--- Objective ---
List each line of the data that holds the string "ocorra", please.

--- Entries shown ---
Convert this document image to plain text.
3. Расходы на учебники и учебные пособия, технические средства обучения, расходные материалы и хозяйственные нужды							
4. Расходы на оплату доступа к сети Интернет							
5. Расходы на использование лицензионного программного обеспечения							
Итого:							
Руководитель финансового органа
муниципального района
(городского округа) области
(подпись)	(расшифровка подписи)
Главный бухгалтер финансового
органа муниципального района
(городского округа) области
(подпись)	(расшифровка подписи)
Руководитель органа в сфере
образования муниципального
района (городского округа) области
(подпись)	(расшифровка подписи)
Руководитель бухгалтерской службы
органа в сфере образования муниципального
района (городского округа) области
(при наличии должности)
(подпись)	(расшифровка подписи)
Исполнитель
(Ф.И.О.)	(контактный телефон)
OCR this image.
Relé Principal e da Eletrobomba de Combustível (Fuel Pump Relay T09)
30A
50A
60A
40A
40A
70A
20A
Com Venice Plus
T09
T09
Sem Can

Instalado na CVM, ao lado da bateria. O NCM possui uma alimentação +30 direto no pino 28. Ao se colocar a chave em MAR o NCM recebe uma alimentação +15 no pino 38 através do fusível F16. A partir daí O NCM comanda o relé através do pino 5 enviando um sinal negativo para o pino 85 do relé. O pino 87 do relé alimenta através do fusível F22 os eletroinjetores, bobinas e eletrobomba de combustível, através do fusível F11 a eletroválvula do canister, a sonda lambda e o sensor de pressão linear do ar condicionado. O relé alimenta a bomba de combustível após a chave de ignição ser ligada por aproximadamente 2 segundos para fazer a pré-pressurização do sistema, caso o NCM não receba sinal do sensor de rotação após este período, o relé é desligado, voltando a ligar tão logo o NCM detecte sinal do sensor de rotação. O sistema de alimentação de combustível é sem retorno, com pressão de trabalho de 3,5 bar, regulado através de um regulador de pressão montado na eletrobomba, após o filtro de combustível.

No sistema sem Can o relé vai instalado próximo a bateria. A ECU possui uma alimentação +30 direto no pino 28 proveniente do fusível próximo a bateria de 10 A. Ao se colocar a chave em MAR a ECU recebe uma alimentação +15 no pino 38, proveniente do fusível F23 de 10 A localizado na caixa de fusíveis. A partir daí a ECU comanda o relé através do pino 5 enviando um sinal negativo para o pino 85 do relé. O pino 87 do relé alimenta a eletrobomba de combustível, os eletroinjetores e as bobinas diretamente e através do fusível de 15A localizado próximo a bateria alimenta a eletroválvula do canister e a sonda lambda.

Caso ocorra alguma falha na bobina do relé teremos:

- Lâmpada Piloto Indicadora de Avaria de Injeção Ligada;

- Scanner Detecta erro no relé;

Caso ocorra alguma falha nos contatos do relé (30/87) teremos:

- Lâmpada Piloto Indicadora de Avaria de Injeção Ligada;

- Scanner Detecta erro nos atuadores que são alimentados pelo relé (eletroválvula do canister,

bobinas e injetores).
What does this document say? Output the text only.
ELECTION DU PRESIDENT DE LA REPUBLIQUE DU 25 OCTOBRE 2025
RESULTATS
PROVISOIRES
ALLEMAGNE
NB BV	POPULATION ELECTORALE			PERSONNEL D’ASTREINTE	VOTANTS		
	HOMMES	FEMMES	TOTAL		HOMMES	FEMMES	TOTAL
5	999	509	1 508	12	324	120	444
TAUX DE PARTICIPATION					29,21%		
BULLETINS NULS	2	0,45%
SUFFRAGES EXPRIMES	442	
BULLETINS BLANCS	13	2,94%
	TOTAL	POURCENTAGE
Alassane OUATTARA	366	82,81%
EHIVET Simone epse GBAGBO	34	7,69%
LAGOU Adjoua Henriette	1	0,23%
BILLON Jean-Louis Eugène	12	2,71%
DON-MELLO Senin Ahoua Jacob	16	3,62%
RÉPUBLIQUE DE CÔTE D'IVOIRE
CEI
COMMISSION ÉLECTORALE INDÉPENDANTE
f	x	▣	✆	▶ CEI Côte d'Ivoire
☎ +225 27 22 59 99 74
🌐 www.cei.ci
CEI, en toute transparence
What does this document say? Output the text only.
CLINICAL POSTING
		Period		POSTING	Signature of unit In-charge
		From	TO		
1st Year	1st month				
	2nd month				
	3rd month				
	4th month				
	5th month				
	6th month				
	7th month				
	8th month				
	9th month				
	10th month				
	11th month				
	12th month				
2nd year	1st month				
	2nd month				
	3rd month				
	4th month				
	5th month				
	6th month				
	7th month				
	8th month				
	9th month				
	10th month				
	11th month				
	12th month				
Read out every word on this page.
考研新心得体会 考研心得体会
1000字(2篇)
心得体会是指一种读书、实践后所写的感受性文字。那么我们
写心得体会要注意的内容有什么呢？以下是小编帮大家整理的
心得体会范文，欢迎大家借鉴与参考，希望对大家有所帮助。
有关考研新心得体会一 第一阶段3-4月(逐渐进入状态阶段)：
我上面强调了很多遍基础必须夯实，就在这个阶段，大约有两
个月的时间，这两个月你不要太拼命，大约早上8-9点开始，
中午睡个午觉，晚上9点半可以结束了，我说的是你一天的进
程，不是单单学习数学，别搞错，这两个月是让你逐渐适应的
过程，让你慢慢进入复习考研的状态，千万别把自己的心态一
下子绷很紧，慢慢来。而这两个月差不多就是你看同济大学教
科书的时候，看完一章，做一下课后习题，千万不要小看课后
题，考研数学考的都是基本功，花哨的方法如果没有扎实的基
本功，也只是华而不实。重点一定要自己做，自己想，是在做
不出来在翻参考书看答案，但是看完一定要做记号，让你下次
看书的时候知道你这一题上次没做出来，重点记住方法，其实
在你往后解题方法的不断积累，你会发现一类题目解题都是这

--- Reply ---
Caso ocorra alguma falha na bobina do relé teremos:
Caso ocorra alguma falha nos contatos do relé (30/87) teremos:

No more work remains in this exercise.